━━━━━ Entries provided

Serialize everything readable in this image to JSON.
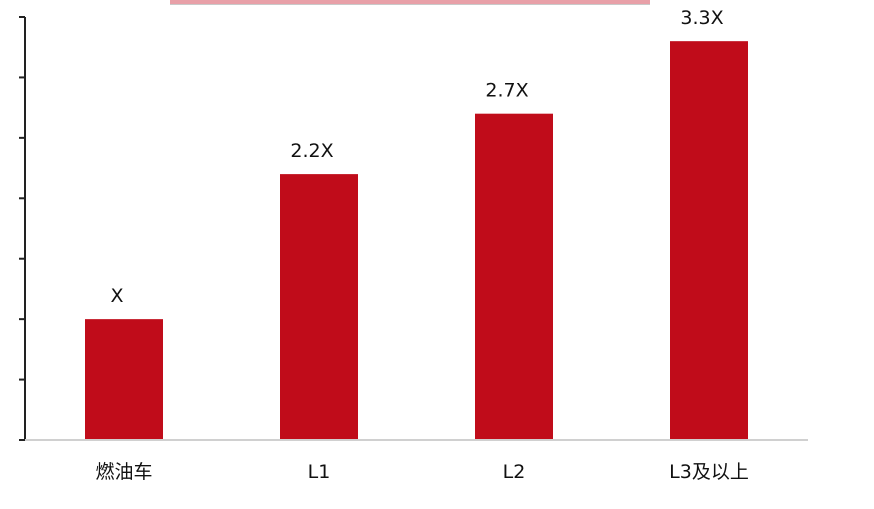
{
  "chart_data": {
    "type": "bar",
    "categories": [
      "燃油车",
      "L1",
      "L2",
      "L3及以上"
    ],
    "values": [
      1.0,
      2.2,
      2.7,
      3.3
    ],
    "data_labels": [
      "X",
      "2.2X",
      "2.7X",
      "3.3X"
    ],
    "title": "",
    "xlabel": "",
    "ylabel": "",
    "ylim": [
      0,
      3.5
    ],
    "grid": false,
    "legend": "none",
    "bar_color": "#c00c1a",
    "axis_color": "#222222"
  }
}
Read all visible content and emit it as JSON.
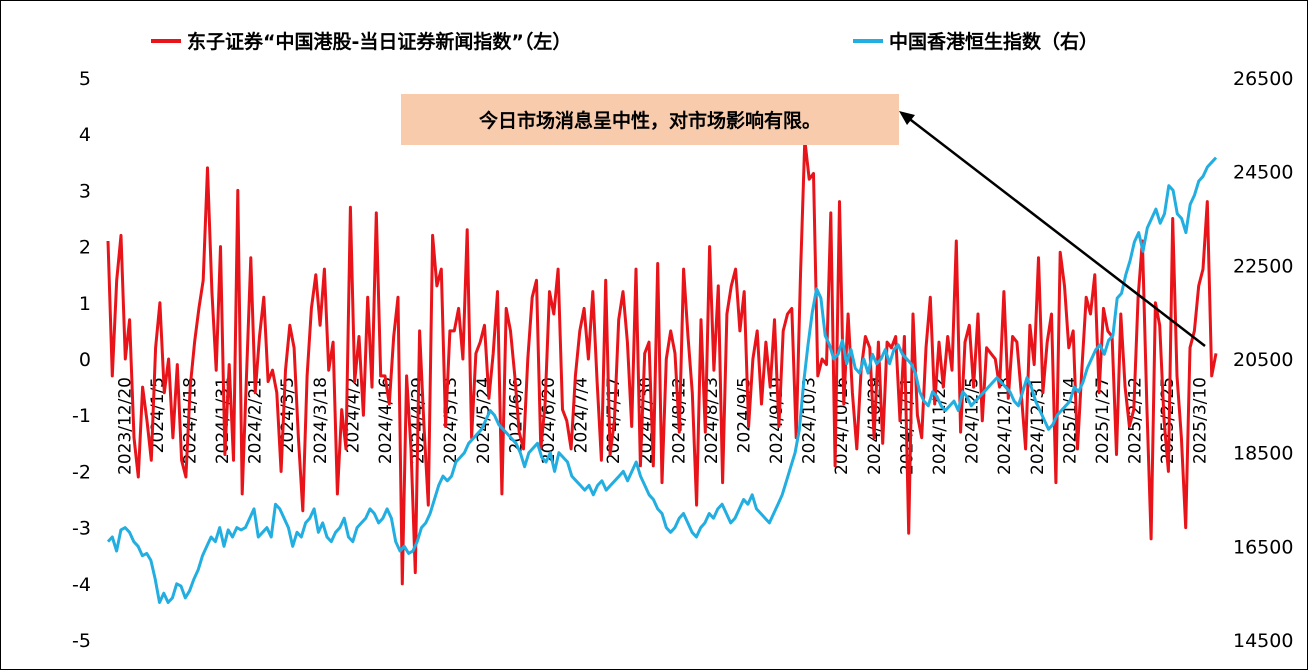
{
  "chart_data": {
    "type": "line",
    "y_left": {
      "min": -5,
      "max": 5,
      "ticks": [
        5,
        4,
        3,
        2,
        1,
        0,
        -1,
        -2,
        -3,
        -4,
        -5
      ]
    },
    "y_right": {
      "min": 14500,
      "max": 26500,
      "ticks": [
        26500,
        24500,
        22500,
        20500,
        18500,
        16500,
        14500
      ]
    },
    "x_tick_labels": [
      "2023/12/20",
      "2024/1/5",
      "2024/1/18",
      "2024/1/31",
      "2024/2/21",
      "2024/3/5",
      "2024/3/18",
      "2024/4/2",
      "2024/4/16",
      "2024/4/29",
      "2024/5/13",
      "2024/5/24",
      "2024/6/6",
      "2024/6/20",
      "2024/7/4",
      "2024/7/17",
      "2024/7/30",
      "2024/8/12",
      "2024/8/23",
      "2024/9/5",
      "2024/9/19",
      "2024/10/3",
      "2024/10/16",
      "2024/10/29",
      "2024/11/11",
      "2024/11/22",
      "2024/12/5",
      "2024/12/18",
      "2024/12/31",
      "2025/1/14",
      "2025/1/27",
      "2025/2/12",
      "2025/2/25",
      "2025/3/10"
    ],
    "legend_position": "top",
    "series": [
      {
        "name": "东子证券“中国港股-当日证券新闻指数”（左）",
        "axis": "left",
        "color": "#e8141a",
        "values": [
          2.1,
          -0.3,
          1.4,
          2.2,
          0,
          0.7,
          -1.4,
          -2.1,
          -0.5,
          -1.1,
          -1.8,
          0.2,
          1.0,
          -0.6,
          0,
          -1.4,
          -0.1,
          -1.8,
          -2.1,
          -0.5,
          0.3,
          0.9,
          1.4,
          3.4,
          1.2,
          -0.2,
          2.0,
          -1.7,
          -0.1,
          -1.8,
          3.0,
          -2.4,
          -0.3,
          1.8,
          -0.6,
          0.4,
          1.1,
          -0.4,
          -0.2,
          -0.6,
          -2.0,
          -0.2,
          0.6,
          0.2,
          -1.4,
          -2.7,
          -0.3,
          0.9,
          1.5,
          0.6,
          1.6,
          -0.2,
          0.3,
          -2.4,
          -0.9,
          -1.6,
          2.7,
          -0.4,
          0.4,
          -1.0,
          1.1,
          -0.5,
          2.6,
          -0.3,
          -0.3,
          -0.8,
          0.4,
          1.1,
          -4.0,
          -0.3,
          -1.6,
          -3.8,
          0.5,
          -1.2,
          -2.6,
          2.2,
          1.3,
          1.6,
          -1.2,
          0.5,
          0.5,
          0.9,
          0,
          2.3,
          -1.4,
          0.1,
          0.3,
          0.6,
          -0.7,
          0.1,
          1.2,
          -2.4,
          0.9,
          0.5,
          -0.3,
          -1.3,
          -1.6,
          0,
          1.1,
          1.4,
          -1.6,
          -0.8,
          1.2,
          0.8,
          1.6,
          -0.9,
          -1.1,
          -1.6,
          -0.3,
          0.5,
          0.9,
          0,
          1.2,
          -0.4,
          -1.8,
          1.4,
          -1.7,
          -1.1,
          0.7,
          1.2,
          0.3,
          -1.2,
          1.6,
          -1.9,
          0.1,
          0.3,
          -1.9,
          1.7,
          -2.2,
          0,
          0.5,
          0.1,
          -1.3,
          1.6,
          0.4,
          -0.6,
          -2.6,
          0.7,
          -1.3,
          2.0,
          -0.2,
          1.3,
          -2.2,
          0.8,
          1.3,
          1.6,
          0.5,
          1.2,
          -1.2,
          0,
          0.5,
          -0.8,
          0.3,
          -0.5,
          0.7,
          -1.2,
          0.5,
          0.8,
          0.9,
          -1.4,
          1.5,
          3.9,
          3.2,
          3.3,
          -0.3,
          0,
          -0.1,
          2.6,
          -1.9,
          2.8,
          -0.8,
          0.8,
          -0.6,
          -1.6,
          -0.2,
          0.4,
          0.2,
          -1.4,
          0.3,
          -1.5,
          0.3,
          0.2,
          0.4,
          -1.1,
          0.4,
          -3.1,
          0.8,
          -1.0,
          -1.4,
          0.2,
          1.1,
          -0.8,
          0.3,
          -0.5,
          0.4,
          -0.2,
          2.1,
          -1.3,
          0.3,
          0.6,
          -0.5,
          0.8,
          -1.1,
          0.2,
          0.1,
          0,
          -0.5,
          1.2,
          -0.7,
          0.4,
          0.3,
          -0.6,
          -1.6,
          0.6,
          -0.1,
          1.8,
          -0.6,
          0.3,
          0.8,
          -2.2,
          1.9,
          1.3,
          0.2,
          0.5,
          -1.6,
          -0.2,
          1.1,
          0.8,
          1.5,
          -0.6,
          0.9,
          0.5,
          0.4,
          -1.7,
          0.8,
          -0.5,
          -1.2,
          -0.9,
          1.1,
          2.1,
          -0.8,
          -3.2,
          1.0,
          0.6,
          -1.1,
          -2.0,
          2.5,
          -0.3,
          -1.4,
          -3.0,
          0.2,
          0.5,
          1.3,
          1.6,
          2.8,
          -0.3,
          0.1
        ]
      },
      {
        "name": "中国香港恒生指数（右）",
        "axis": "right",
        "color": "#22aee0",
        "values": [
          16600,
          16700,
          16400,
          16850,
          16900,
          16800,
          16600,
          16500,
          16300,
          16350,
          16200,
          15800,
          15300,
          15500,
          15300,
          15400,
          15700,
          15650,
          15400,
          15550,
          15800,
          16000,
          16300,
          16500,
          16700,
          16600,
          16900,
          16500,
          16850,
          16700,
          16900,
          16850,
          16900,
          17100,
          17300,
          16700,
          16800,
          16900,
          16700,
          17400,
          17300,
          17100,
          16900,
          16500,
          16800,
          16700,
          17000,
          17100,
          17300,
          16800,
          17000,
          16700,
          16600,
          16800,
          16900,
          17100,
          16700,
          16600,
          16900,
          17000,
          17100,
          17300,
          17200,
          17000,
          17100,
          17300,
          17100,
          16600,
          16400,
          16500,
          16350,
          16400,
          16600,
          16900,
          17000,
          17200,
          17500,
          17800,
          18000,
          17900,
          18000,
          18300,
          18400,
          18500,
          18700,
          18800,
          18900,
          19000,
          19200,
          19400,
          19300,
          19100,
          19000,
          18900,
          18800,
          18700,
          18500,
          18200,
          18500,
          18600,
          18700,
          18400,
          18300,
          18500,
          18100,
          18500,
          18400,
          18300,
          18000,
          17900,
          17800,
          17700,
          17800,
          17600,
          17800,
          17900,
          17700,
          17800,
          17900,
          18000,
          18100,
          17900,
          18100,
          18300,
          18000,
          17800,
          17600,
          17500,
          17300,
          17200,
          16900,
          16800,
          16900,
          17100,
          17200,
          17000,
          16800,
          16700,
          16900,
          17000,
          17200,
          17100,
          17300,
          17400,
          17200,
          17000,
          17100,
          17300,
          17500,
          17400,
          17600,
          17300,
          17200,
          17100,
          17000,
          17200,
          17400,
          17600,
          17900,
          18200,
          18500,
          19000,
          20000,
          20800,
          21500,
          22000,
          21800,
          21000,
          20800,
          20500,
          20600,
          20900,
          20400,
          20700,
          20300,
          20200,
          20500,
          20200,
          20600,
          20400,
          20500,
          20700,
          20400,
          20700,
          20800,
          20600,
          20500,
          20400,
          20200,
          19800,
          19600,
          19500,
          19800,
          19700,
          19500,
          19400,
          19500,
          19600,
          19400,
          19800,
          19700,
          19500,
          19600,
          19700,
          19800,
          19900,
          20000,
          20100,
          20000,
          19900,
          19800,
          19600,
          19500,
          19800,
          20100,
          19900,
          19600,
          19400,
          19200,
          19000,
          19100,
          19300,
          19400,
          19500,
          19600,
          19900,
          19800,
          20000,
          20300,
          20500,
          20700,
          20800,
          20600,
          20900,
          21000,
          21800,
          21900,
          22300,
          22600,
          23000,
          23200,
          22800,
          23300,
          23500,
          23700,
          23400,
          23600,
          24200,
          24100,
          23600,
          23500,
          23200,
          23800,
          24000,
          24300,
          24400,
          24600,
          24700,
          24800
        ]
      }
    ]
  },
  "legend": {
    "left_label": "东子证券“中国港股-当日证券新闻指数”（左）",
    "right_label": "中国香港恒生指数（右）"
  },
  "annotation": {
    "text": "今日市场消息呈中性，对市场影响有限。",
    "box_color": "#f8cbad"
  },
  "colors": {
    "red": "#e8141a",
    "blue": "#22aee0"
  }
}
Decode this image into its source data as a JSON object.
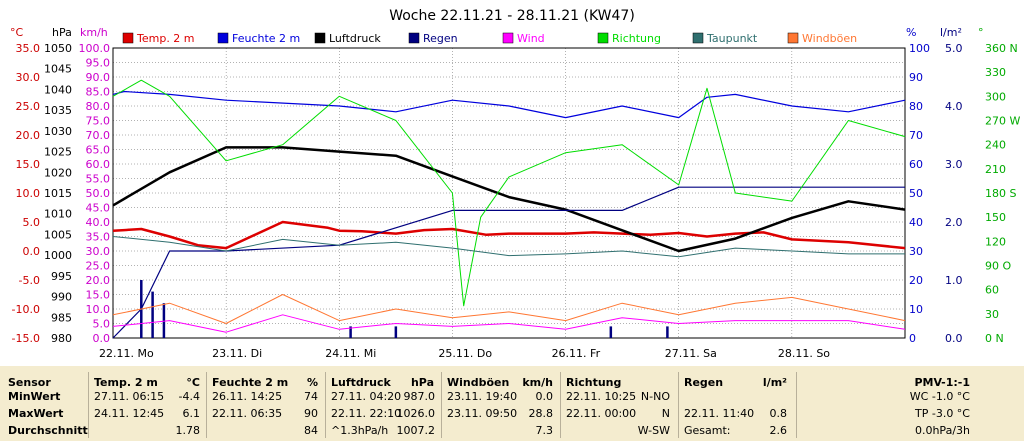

━━━━━━━━━━

▸ **What is being asked**: Look through the material above. Copy each line where the word "this" appears.

▸ **Correct output**:
Serialize everything readable in this image to JSON.
Decode this image into its source data as a JSON object.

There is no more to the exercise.